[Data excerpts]
※

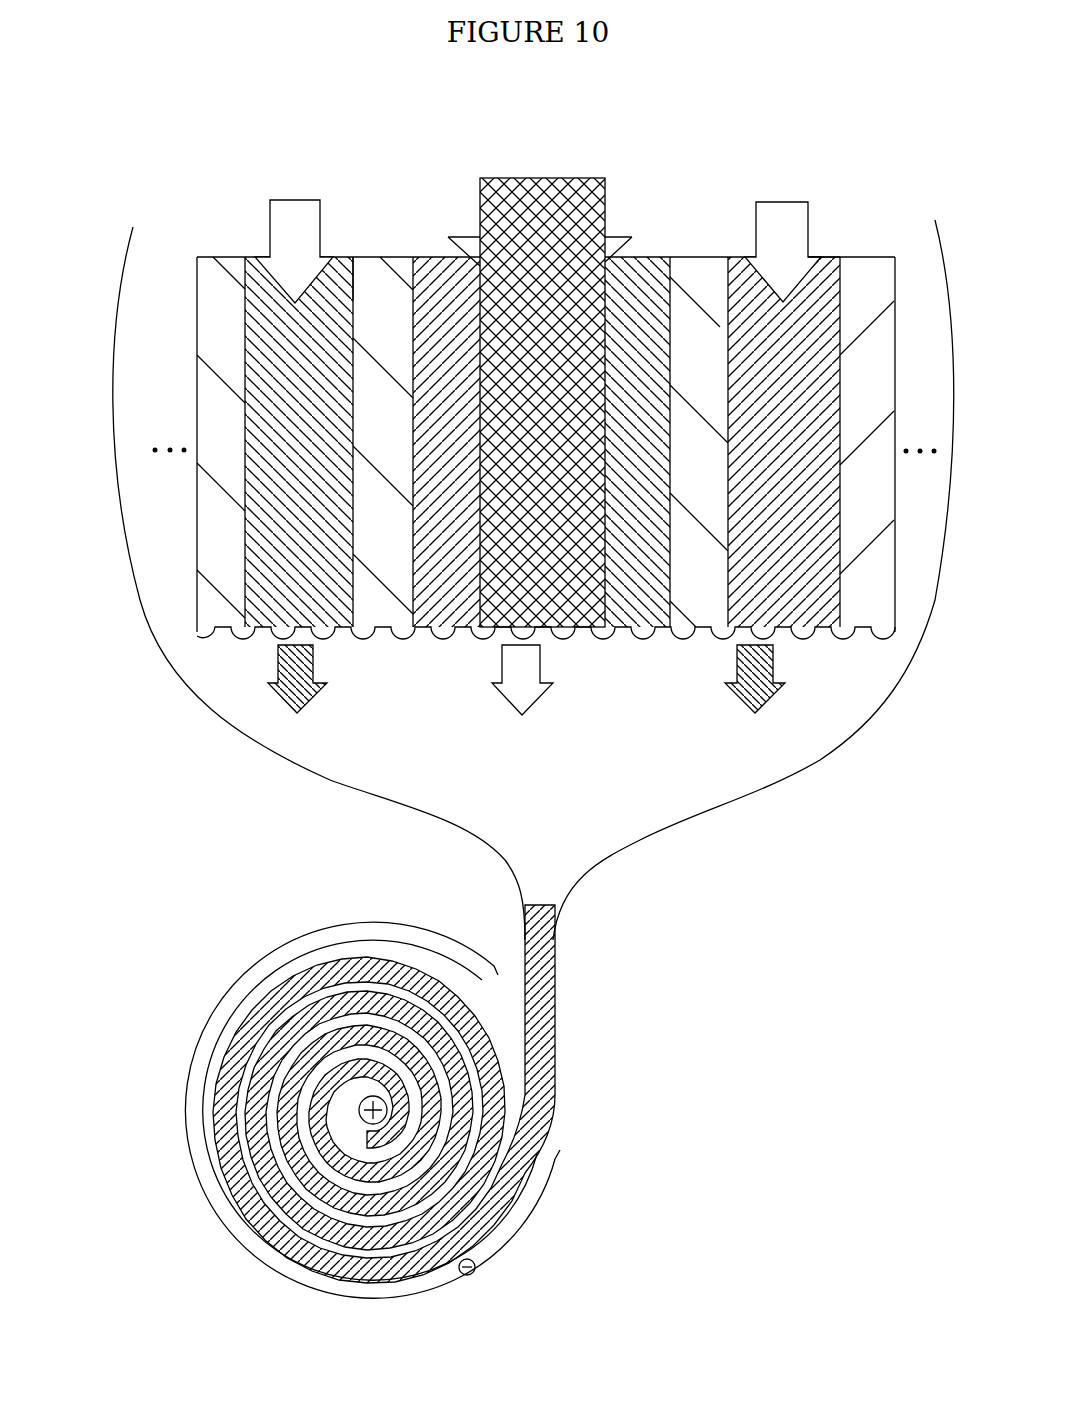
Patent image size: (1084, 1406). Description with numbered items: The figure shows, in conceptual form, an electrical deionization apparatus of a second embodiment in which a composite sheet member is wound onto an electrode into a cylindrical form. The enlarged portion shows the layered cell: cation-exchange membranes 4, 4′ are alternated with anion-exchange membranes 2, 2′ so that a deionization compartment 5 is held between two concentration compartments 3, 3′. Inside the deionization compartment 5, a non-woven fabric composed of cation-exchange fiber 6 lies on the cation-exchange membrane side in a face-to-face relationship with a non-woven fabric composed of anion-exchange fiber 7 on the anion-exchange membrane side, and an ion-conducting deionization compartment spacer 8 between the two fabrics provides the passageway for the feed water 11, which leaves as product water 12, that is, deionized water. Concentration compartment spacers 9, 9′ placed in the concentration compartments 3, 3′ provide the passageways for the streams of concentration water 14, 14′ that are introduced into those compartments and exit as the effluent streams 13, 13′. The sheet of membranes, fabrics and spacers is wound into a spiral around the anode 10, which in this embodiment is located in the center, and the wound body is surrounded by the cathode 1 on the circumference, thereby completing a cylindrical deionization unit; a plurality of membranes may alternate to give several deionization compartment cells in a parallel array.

The cathode 1 is at (510, 1227).
The anion-exchange membrane 2 is at (868, 622).
The anion-exchange membrane 2′ is at (373, 640).
The concentration compartment 3 is at (795, 630).
The concentration compartment 3′ is at (337, 640).
The cation-exchange membrane 4 is at (687, 607).
The cation-exchange membrane 4′ is at (217, 640).
The deionization compartment 5 is at (566, 638).
The non-woven fabric composed of cation-exchange fiber 6 is at (620, 638).
The non-woven fabric composed of anion-exchange fiber 7 is at (440, 640).
The deionization compartment spacer 8 is at (553, 282).
The concentration compartment spacer 9 is at (810, 283).
The concentration compartment spacer 9′ is at (352, 257).
The anode 10 is at (358, 1108).
The feed water 11 is at (540, 176).
The product water 12 is at (537, 700).
The effluent stream of water from the concentration compartment 13 is at (730, 683).
The effluent stream of water from the concentration compartment 13′ is at (284, 703).
The stream of concentration water 14 is at (758, 212).
The stream of concentration water 14′ is at (288, 216).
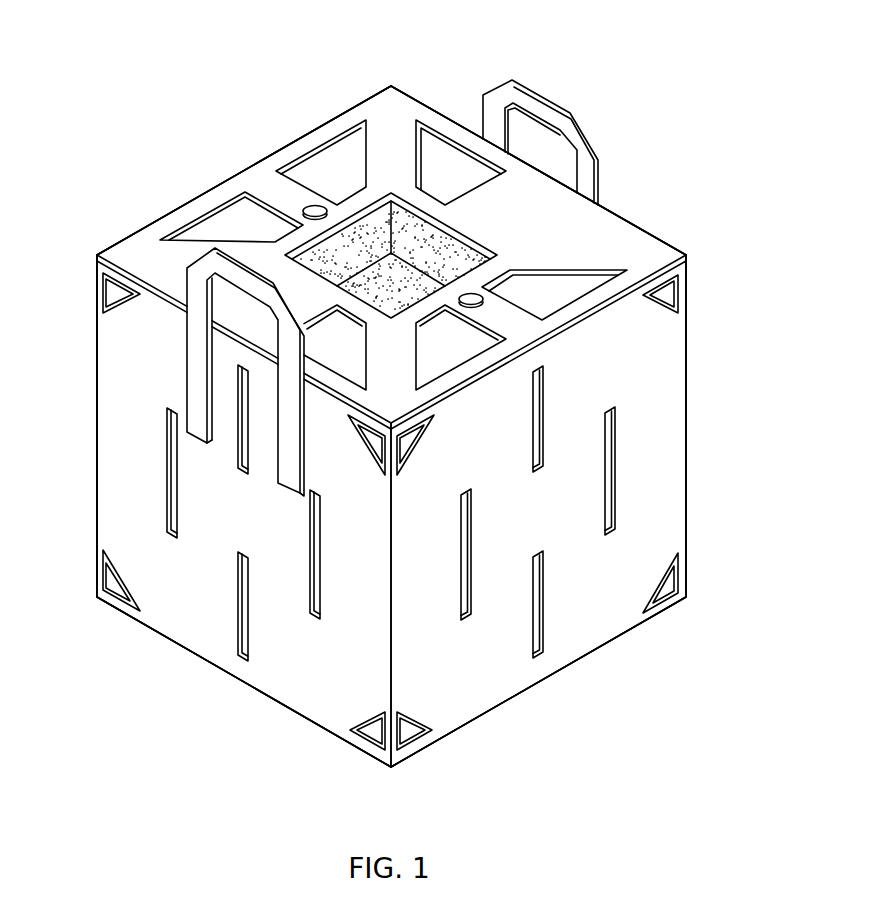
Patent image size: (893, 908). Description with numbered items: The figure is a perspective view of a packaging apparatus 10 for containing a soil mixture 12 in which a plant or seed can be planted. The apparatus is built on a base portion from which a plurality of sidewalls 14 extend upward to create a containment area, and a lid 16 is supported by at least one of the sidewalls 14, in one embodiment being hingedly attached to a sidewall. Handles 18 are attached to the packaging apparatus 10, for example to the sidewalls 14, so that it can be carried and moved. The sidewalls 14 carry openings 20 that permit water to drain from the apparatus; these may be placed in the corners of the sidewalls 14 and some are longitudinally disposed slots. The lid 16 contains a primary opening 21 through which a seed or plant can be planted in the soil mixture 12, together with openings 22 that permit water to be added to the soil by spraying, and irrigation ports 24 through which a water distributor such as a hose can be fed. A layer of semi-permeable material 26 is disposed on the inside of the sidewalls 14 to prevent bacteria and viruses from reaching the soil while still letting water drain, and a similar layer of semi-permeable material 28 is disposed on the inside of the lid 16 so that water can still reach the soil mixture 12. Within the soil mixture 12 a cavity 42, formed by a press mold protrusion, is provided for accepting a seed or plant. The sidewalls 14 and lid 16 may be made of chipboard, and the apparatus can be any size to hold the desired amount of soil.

The packaging apparatus 10 is at (750, 150).
The soil mixture 12 is at (350, 243).
The sidewalls 14 is at (135, 435).
The lid 16 is at (273, 188).
The handles 18 is at (583, 168).
The openings 20 is at (103, 597).
The primary opening 21 is at (403, 193).
The openings 22 is at (208, 217).
The irrigation ports 24 is at (313, 205).
The layer of semi-permeable material 26 is at (108, 292).
The layer of semi-permeable material 28 is at (437, 160).
The cavity 42 is at (377, 217).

※

**WORK REQUEST:**
I'd like the records above given again exactly, please, without the pictures.

**OUTPUT BELOW:**
Patent image size: (1084, 1406). Description with numbered items: The figure shows, in conceptual form, an electrical deionization apparatus of a second embodiment in which a composite sheet member is wound onto an electrode into a cylindrical form. The enlarged portion shows the layered cell: cation-exchange membranes 4, 4′ are alternated with anion-exchange membranes 2, 2′ so that a deionization compartment 5 is held between two concentration compartments 3, 3′. Inside the deionization compartment 5, a non-woven fabric composed of cation-exchange fiber 6 lies on the cation-exchange membrane side in a face-to-face relationship with a non-woven fabric composed of anion-exchange fiber 7 on the anion-exchange membrane side, and an ion-conducting deionization compartment spacer 8 between the two fabrics provides the passageway for the feed water 11, which leaves as product water 12, that is, deionized water. Concentration compartment spacers 9, 9′ placed in the concentration compartments 3, 3′ provide the passageways for the streams of concentration water 14, 14′ that are introduced into those compartments and exit as the effluent streams 13, 13′. The sheet of membranes, fabrics and spacers is wound into a spiral around the anode 10, which in this embodiment is located in the center, and the wound body is surrounded by the cathode 1 on the circumference, thereby completing a cylindrical deionization unit; a plurality of membranes may alternate to give several deionization compartment cells in a parallel array.

The cathode 1 is at (510, 1227).
The anion-exchange membrane 2 is at (868, 622).
The anion-exchange membrane 2′ is at (373, 640).
The concentration compartment 3 is at (795, 630).
The concentration compartment 3′ is at (337, 640).
The cation-exchange membrane 4 is at (687, 607).
The cation-exchange membrane 4′ is at (217, 640).
The deionization compartment 5 is at (566, 638).
The non-woven fabric composed of cation-exchange fiber 6 is at (620, 638).
The non-woven fabric composed of anion-exchange fiber 7 is at (440, 640).
The deionization compartment spacer 8 is at (553, 282).
The concentration compartment spacer 9 is at (810, 283).
The concentration compartment spacer 9′ is at (352, 257).
The anode 10 is at (358, 1108).
The feed water 11 is at (540, 176).
The product water 12 is at (537, 700).
The effluent stream of water from the concentration compartment 13 is at (730, 683).
The effluent stream of water from the concentration compartment 13′ is at (284, 703).
The stream of concentration water 14 is at (758, 212).
The stream of concentration water 14′ is at (288, 216).
Patent image size: (893, 908). Description with numbered items: The figure is a perspective view of a packaging apparatus 10 for containing a soil mixture 12 in which a plant or seed can be planted. The apparatus is built on a base portion from which a plurality of sidewalls 14 extend upward to create a containment area, and a lid 16 is supported by at least one of the sidewalls 14, in one embodiment being hingedly attached to a sidewall. Handles 18 are attached to the packaging apparatus 10, for example to the sidewalls 14, so that it can be carried and moved. The sidewalls 14 carry openings 20 that permit water to drain from the apparatus; these may be placed in the corners of the sidewalls 14 and some are longitudinally disposed slots. The lid 16 contains a primary opening 21 through which a seed or plant can be planted in the soil mixture 12, together with openings 22 that permit water to be added to the soil by spraying, and irrigation ports 24 through which a water distributor such as a hose can be fed. A layer of semi-permeable material 26 is disposed on the inside of the sidewalls 14 to prevent bacteria and viruses from reaching the soil while still letting water drain, and a similar layer of semi-permeable material 28 is disposed on the inside of the lid 16 so that water can still reach the soil mixture 12. Within the soil mixture 12 a cavity 42, formed by a press mold protrusion, is provided for accepting a seed or plant. The sidewalls 14 and lid 16 may be made of chipboard, and the apparatus can be any size to hold the desired amount of soil.

The packaging apparatus 10 is at (750, 150).
The soil mixture 12 is at (350, 243).
The sidewalls 14 is at (135, 435).
The lid 16 is at (273, 188).
The handles 18 is at (583, 168).
The openings 20 is at (103, 597).
The primary opening 21 is at (403, 193).
The openings 22 is at (208, 217).
The irrigation ports 24 is at (313, 205).
The layer of semi-permeable material 26 is at (108, 292).
The layer of semi-permeable material 28 is at (437, 160).
The cavity 42 is at (377, 217).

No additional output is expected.